What is asked
Transcribe the rows below without alteration, beginning with the first row and ending with the row that contains "stat-value: 2163 bbox=[375, 187, 474, 207]", both included.

--- Start Dataset extract ---

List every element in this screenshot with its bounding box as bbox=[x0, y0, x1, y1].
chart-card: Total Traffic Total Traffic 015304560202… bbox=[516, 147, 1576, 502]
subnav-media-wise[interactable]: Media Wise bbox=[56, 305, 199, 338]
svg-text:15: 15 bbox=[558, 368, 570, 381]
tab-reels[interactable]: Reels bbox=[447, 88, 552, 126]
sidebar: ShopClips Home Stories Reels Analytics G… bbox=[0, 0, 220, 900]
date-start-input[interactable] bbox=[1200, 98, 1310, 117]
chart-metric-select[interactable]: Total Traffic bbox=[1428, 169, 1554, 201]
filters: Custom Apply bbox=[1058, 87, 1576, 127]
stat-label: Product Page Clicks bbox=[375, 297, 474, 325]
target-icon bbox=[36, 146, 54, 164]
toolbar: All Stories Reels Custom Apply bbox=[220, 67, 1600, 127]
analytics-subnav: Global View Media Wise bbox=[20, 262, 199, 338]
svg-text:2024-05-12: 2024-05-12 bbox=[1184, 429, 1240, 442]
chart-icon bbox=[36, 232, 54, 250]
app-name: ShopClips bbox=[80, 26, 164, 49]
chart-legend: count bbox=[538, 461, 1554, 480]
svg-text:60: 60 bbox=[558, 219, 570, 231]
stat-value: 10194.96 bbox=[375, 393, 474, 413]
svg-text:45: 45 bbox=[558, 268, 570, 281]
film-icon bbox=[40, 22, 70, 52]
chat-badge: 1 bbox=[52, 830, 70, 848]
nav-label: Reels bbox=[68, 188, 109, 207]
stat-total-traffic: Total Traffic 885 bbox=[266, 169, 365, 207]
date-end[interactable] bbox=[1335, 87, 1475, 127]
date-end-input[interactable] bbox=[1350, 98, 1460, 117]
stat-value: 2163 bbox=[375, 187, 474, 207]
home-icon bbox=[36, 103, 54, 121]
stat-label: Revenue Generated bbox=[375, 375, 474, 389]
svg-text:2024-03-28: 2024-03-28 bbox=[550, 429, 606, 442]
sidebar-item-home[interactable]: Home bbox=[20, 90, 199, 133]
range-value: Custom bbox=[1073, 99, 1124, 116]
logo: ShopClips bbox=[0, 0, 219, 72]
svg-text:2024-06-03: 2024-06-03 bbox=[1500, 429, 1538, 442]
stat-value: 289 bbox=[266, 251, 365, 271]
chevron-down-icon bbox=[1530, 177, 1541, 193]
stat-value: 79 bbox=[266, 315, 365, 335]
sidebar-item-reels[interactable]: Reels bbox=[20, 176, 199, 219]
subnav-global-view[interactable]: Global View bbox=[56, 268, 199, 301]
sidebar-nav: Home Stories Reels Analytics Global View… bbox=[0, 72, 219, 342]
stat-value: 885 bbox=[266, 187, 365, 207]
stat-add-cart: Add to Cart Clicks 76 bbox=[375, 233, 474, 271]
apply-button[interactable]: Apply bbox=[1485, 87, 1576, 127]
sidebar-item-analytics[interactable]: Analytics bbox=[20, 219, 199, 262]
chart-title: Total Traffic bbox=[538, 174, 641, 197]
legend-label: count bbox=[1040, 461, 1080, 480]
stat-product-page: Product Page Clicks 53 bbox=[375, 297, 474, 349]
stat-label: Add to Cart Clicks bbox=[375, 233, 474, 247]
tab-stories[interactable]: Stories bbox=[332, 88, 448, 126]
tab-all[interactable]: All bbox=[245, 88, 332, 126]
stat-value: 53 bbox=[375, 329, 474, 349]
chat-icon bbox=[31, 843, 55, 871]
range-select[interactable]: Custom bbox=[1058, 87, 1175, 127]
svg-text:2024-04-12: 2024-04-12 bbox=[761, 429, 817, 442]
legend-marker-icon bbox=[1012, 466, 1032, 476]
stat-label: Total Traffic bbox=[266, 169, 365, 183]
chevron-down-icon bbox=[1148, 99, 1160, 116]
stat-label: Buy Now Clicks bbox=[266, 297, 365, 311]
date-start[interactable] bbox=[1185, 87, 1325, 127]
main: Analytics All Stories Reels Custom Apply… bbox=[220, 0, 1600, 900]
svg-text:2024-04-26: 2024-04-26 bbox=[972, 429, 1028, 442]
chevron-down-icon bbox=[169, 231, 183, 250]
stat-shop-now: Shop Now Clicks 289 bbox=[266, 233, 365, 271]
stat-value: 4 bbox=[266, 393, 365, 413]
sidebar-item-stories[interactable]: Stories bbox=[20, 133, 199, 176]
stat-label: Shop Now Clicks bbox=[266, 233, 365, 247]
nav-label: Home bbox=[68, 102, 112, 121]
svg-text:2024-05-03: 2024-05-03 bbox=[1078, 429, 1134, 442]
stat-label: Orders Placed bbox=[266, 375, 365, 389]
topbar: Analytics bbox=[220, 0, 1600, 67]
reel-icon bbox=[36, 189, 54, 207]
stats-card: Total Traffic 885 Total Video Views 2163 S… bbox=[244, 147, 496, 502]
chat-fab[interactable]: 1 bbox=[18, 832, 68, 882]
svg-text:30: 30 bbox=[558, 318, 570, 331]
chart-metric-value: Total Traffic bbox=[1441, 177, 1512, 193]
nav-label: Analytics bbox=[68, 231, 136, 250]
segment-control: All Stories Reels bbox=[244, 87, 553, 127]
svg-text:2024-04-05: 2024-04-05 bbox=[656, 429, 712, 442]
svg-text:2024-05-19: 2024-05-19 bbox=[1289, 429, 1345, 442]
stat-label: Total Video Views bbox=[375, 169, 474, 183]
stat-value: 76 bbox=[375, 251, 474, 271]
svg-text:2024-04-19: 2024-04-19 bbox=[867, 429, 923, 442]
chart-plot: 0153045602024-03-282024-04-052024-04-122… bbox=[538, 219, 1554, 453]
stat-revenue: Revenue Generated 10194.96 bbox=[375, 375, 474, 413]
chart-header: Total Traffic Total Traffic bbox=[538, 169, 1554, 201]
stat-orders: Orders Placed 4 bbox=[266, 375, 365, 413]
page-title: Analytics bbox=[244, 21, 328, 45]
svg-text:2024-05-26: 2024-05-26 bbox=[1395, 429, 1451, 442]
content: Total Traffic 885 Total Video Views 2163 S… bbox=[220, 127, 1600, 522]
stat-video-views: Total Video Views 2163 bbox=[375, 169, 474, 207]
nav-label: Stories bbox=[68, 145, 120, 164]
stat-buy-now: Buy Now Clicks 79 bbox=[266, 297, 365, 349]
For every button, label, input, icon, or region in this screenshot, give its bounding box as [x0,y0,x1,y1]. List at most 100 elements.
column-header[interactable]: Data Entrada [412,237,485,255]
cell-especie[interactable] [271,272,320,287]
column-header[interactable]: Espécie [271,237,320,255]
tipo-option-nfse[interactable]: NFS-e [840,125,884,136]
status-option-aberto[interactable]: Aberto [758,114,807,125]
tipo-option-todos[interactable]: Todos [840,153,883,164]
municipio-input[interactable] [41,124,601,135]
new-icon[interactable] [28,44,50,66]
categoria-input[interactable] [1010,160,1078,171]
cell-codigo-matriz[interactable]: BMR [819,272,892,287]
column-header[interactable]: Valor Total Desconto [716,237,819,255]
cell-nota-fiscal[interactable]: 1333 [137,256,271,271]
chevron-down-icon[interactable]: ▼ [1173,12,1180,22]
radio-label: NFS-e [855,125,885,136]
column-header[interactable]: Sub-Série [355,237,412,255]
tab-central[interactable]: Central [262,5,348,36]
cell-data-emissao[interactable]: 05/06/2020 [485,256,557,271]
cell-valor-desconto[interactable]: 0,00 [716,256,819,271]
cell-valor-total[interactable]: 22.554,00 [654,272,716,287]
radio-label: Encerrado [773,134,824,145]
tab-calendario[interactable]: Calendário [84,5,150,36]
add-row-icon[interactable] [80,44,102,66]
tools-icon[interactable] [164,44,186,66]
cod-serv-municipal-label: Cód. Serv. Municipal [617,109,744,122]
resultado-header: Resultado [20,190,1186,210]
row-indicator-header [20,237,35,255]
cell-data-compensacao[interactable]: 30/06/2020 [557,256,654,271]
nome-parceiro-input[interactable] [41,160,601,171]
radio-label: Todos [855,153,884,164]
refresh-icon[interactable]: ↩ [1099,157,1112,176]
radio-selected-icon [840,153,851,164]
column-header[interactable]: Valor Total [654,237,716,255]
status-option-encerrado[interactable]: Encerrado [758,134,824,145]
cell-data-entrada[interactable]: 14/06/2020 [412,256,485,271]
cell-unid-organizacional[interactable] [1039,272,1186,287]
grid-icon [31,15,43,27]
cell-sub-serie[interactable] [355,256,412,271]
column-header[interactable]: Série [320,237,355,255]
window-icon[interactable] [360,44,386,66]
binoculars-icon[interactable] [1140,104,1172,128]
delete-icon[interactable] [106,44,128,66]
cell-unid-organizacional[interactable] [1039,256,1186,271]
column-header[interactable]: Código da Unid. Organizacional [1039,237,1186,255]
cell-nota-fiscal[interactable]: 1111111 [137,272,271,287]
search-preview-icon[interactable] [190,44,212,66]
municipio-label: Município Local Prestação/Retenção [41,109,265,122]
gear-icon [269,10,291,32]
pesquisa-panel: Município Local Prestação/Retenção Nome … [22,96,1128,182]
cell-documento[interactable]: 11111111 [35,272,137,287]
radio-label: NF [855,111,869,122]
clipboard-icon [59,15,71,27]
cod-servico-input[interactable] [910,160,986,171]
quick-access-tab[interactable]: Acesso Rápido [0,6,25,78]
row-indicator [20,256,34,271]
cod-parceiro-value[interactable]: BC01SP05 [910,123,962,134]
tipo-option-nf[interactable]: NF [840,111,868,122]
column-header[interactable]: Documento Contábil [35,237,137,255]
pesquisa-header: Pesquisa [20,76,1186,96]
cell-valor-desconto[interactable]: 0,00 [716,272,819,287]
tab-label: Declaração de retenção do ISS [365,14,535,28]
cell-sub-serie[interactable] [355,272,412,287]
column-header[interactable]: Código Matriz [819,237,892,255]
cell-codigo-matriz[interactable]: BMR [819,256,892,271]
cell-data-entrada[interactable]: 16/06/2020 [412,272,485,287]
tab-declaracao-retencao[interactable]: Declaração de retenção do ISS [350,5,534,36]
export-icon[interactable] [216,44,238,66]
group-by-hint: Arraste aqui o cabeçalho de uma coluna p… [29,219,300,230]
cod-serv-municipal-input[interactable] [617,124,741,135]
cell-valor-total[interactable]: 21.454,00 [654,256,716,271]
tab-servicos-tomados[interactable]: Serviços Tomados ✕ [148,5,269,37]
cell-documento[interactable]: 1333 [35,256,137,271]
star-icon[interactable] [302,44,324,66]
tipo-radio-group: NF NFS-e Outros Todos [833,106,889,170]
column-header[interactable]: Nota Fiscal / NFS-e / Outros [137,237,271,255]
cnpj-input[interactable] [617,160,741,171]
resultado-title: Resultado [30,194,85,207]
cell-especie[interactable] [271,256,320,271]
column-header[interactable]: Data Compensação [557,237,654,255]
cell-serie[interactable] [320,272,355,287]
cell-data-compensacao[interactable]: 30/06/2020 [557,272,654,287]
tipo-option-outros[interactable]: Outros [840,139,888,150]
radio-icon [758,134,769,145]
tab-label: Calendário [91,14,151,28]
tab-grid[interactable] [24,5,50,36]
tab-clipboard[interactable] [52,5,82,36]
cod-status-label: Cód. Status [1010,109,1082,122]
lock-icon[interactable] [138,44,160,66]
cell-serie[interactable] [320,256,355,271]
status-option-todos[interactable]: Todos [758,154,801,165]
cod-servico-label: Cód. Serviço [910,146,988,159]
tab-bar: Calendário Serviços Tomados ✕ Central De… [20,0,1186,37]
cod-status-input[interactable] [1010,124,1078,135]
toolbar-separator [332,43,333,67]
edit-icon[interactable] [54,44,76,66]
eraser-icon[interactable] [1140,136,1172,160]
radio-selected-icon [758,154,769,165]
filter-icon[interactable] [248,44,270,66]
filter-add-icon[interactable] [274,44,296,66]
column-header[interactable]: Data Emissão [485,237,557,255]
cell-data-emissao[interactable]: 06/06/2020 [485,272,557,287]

--- End Dataset extract ---

Output for this task
List every element in this screenshot with its bounding box as bbox=[x0, y0, x1, y1].
chart-card: Total Traffic Total Traffic 015304560202… bbox=[516, 147, 1576, 502]
subnav-media-wise[interactable]: Media Wise bbox=[56, 305, 199, 338]
svg-text:15: 15 bbox=[558, 368, 570, 381]
tab-reels[interactable]: Reels bbox=[447, 88, 552, 126]
sidebar: ShopClips Home Stories Reels Analytics G… bbox=[0, 0, 220, 900]
date-start-input[interactable] bbox=[1200, 98, 1310, 117]
chart-metric-select[interactable]: Total Traffic bbox=[1428, 169, 1554, 201]
filters: Custom Apply bbox=[1058, 87, 1576, 127]
stat-label: Product Page Clicks bbox=[375, 297, 474, 325]
target-icon bbox=[36, 146, 54, 164]
toolbar: All Stories Reels Custom Apply bbox=[220, 67, 1600, 127]
analytics-subnav: Global View Media Wise bbox=[20, 262, 199, 338]
svg-text:2024-05-12: 2024-05-12 bbox=[1184, 429, 1240, 442]
chart-icon bbox=[36, 232, 54, 250]
app-name: ShopClips bbox=[80, 26, 164, 49]
chart-legend: count bbox=[538, 461, 1554, 480]
svg-text:60: 60 bbox=[558, 219, 570, 231]
stat-value: 10194.96 bbox=[375, 393, 474, 413]
svg-text:45: 45 bbox=[558, 268, 570, 281]
film-icon bbox=[40, 22, 70, 52]
chat-badge: 1 bbox=[52, 830, 70, 848]
nav-label: Reels bbox=[68, 188, 109, 207]
stat-total-traffic: Total Traffic 885 bbox=[266, 169, 365, 207]
date-end[interactable] bbox=[1335, 87, 1475, 127]
date-end-input[interactable] bbox=[1350, 98, 1460, 117]
stat-value: 2163 bbox=[375, 187, 474, 207]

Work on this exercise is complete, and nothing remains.